Records from a dataset:
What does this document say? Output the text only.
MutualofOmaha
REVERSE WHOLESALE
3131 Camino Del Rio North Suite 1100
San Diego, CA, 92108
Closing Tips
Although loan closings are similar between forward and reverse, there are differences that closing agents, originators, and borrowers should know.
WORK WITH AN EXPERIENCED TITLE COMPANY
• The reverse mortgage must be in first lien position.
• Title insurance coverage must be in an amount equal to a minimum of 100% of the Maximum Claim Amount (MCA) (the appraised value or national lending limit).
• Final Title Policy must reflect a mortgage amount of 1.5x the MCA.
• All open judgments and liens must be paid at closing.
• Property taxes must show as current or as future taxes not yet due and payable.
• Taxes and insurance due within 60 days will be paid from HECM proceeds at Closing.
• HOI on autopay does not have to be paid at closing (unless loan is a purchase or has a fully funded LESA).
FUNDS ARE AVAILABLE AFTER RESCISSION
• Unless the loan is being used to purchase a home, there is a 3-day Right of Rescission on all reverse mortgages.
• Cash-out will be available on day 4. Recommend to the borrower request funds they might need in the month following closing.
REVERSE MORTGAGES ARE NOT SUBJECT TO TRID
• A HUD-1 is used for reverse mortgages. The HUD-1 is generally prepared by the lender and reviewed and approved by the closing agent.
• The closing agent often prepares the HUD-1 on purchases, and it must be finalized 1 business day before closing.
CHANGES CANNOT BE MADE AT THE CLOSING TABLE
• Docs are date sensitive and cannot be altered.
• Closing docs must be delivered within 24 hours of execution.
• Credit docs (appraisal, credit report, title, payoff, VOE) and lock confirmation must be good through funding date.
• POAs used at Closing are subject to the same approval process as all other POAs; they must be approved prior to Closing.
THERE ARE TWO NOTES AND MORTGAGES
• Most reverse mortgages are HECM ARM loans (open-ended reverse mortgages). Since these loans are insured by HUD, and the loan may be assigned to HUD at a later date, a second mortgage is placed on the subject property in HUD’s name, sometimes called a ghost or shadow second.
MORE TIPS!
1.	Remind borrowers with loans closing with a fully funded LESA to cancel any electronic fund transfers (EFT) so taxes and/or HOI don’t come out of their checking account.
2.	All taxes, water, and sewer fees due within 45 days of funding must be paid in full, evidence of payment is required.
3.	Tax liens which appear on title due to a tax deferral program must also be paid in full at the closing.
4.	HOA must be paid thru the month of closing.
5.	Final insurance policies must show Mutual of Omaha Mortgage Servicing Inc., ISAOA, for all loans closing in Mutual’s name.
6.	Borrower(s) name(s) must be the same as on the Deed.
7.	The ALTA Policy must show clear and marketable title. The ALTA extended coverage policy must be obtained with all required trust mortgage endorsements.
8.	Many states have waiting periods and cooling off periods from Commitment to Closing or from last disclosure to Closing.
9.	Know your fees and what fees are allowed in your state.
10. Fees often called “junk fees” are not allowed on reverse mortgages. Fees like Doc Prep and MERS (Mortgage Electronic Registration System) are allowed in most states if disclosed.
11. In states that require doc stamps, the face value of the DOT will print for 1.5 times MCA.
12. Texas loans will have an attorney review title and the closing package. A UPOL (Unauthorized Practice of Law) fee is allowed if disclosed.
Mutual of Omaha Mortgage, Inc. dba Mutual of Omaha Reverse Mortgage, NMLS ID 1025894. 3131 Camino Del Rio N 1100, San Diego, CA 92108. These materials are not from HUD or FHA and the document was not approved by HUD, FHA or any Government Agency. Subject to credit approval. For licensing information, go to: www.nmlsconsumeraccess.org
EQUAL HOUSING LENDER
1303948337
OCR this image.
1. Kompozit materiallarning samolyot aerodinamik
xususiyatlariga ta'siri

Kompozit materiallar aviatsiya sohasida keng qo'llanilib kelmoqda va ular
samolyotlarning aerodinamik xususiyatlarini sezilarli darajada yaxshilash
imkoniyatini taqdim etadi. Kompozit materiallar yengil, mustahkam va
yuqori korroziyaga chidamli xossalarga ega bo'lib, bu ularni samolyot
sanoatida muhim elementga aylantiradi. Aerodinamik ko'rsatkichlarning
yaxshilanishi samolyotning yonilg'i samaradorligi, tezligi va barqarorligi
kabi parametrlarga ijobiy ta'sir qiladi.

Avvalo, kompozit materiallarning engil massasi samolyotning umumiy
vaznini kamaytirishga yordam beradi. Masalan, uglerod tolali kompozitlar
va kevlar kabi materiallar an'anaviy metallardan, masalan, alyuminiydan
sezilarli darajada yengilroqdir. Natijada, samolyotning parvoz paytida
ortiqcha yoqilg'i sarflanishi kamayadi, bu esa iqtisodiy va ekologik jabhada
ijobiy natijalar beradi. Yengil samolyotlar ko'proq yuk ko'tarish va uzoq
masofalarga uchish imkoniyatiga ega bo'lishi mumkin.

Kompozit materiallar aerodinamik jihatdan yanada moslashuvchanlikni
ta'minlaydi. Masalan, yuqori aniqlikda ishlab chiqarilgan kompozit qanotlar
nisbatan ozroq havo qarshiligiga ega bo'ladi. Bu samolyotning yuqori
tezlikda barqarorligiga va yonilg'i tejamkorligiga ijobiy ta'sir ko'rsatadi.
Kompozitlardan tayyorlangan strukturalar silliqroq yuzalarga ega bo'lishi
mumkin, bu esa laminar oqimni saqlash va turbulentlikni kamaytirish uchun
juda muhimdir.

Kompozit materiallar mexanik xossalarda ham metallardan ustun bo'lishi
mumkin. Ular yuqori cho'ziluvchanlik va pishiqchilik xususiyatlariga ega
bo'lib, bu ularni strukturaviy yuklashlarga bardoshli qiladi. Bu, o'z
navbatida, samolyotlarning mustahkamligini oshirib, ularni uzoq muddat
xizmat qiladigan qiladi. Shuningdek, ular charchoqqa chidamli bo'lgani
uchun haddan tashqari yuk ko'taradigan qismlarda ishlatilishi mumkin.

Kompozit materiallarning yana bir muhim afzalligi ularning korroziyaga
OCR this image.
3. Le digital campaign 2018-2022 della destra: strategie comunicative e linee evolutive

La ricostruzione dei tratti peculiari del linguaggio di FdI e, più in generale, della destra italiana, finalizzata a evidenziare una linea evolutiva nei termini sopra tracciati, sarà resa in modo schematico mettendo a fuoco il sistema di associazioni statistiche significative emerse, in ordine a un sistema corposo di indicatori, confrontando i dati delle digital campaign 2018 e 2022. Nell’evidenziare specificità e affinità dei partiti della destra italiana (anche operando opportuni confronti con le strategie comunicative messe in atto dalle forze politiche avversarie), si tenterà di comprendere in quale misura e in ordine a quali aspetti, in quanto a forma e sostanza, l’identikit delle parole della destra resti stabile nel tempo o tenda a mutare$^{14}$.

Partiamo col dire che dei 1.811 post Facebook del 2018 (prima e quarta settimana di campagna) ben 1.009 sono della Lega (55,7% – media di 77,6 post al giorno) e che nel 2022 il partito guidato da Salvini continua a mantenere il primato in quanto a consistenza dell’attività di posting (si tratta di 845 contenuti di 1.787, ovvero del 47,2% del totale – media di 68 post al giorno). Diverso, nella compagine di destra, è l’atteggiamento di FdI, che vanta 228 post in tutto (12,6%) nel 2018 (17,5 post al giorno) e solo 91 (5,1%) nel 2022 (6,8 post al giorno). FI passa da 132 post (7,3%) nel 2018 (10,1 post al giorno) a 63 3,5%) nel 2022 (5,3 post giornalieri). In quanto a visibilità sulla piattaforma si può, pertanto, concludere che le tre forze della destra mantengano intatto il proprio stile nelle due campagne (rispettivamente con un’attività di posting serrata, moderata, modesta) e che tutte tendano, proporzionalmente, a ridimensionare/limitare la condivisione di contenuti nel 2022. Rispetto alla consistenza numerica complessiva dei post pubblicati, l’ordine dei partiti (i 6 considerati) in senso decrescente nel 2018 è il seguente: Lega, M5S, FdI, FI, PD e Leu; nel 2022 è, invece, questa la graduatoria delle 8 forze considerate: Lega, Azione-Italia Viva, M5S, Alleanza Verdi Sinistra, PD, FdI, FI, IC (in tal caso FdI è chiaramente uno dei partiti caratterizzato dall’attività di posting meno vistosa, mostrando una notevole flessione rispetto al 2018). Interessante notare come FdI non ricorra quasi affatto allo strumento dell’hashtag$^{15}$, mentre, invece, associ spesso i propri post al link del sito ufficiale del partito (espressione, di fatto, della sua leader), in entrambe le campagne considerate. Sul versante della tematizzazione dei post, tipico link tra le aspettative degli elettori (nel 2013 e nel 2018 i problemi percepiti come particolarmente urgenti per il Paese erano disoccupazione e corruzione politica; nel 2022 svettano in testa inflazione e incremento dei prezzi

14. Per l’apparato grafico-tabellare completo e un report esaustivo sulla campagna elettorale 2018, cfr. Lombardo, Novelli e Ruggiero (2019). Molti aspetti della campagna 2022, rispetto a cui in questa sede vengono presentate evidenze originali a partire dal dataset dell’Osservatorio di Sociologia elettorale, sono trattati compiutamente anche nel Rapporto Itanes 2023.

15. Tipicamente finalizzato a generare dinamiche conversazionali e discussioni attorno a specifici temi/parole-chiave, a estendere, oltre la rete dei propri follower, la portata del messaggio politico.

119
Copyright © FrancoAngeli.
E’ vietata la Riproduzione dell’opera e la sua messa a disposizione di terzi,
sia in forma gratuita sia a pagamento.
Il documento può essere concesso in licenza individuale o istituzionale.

■ WORK REQUIRED
Extract every line from the records above that contains the word "comunicative".

■ FINISHED ANSWER
3. Le digital campaign 2018-2022 della destra: strategie comunicative e linee evolutive
La ricostruzione dei tratti peculiari del linguaggio di FdI e, più in generale, della destra italiana, finalizzata a evidenziare una linea evolutiva nei termini sopra tracciati, sarà resa in modo schematico mettendo a fuoco il sistema di associazioni statistiche significative emerse, in ordine a un sistema corposo di indicatori, confrontando i dati delle digital campaign 2018 e 2022. Nell’evidenziare specificità e affinità dei partiti della destra italiana (anche operando opportuni confronti con le strategie comunicative messe in atto dalle forze politiche avversarie), si tenterà di comprendere in quale misura e in ordine a quali aspetti, in quanto a forma e sostanza, l’identikit delle parole della destra resti stabile nel tempo o tenda a mutare$^{14}$.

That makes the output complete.